--- begin ---

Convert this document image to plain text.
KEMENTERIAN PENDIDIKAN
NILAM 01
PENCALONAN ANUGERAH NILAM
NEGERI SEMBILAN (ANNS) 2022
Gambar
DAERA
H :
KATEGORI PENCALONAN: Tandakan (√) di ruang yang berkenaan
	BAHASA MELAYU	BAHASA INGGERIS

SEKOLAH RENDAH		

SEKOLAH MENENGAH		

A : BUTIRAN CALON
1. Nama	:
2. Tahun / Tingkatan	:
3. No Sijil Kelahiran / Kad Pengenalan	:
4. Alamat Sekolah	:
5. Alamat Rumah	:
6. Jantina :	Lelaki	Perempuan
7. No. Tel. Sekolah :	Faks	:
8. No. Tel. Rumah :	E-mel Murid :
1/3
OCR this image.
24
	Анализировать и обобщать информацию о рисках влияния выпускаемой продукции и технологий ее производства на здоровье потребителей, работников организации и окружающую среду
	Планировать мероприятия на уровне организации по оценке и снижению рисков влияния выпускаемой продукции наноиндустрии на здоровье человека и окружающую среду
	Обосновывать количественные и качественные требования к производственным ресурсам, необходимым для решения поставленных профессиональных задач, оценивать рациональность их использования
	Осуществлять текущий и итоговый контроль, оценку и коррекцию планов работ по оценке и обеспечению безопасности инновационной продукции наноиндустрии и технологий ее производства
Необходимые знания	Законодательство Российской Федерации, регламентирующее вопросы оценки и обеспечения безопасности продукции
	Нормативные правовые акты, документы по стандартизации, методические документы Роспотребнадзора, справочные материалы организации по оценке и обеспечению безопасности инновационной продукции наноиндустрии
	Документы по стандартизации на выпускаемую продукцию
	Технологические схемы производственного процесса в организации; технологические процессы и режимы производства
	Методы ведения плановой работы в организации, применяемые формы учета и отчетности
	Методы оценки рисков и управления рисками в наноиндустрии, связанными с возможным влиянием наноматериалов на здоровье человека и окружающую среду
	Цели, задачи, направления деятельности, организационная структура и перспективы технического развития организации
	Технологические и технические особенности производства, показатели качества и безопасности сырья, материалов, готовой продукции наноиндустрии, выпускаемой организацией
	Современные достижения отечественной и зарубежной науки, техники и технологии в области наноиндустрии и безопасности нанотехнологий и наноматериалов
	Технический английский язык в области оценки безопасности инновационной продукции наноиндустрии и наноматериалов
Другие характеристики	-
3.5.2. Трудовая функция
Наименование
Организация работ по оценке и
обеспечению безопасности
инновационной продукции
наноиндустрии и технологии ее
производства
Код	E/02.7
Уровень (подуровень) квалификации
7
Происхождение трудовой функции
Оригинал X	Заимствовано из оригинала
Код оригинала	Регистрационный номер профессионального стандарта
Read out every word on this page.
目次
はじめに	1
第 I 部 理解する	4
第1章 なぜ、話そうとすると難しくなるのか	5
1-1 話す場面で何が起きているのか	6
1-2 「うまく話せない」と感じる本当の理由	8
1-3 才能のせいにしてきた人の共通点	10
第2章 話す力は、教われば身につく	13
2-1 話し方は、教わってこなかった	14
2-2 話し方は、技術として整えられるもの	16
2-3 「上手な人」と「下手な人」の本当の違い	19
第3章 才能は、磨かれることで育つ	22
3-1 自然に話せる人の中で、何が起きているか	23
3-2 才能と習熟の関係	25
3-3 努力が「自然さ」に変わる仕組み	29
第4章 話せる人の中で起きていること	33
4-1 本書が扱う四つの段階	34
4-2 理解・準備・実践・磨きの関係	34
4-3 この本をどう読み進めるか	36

--- end ---

§ **Set exercise**: What is the number of lines in the listing above that contain the string "производства"? Give only the number.

§ **Worked solution**: 5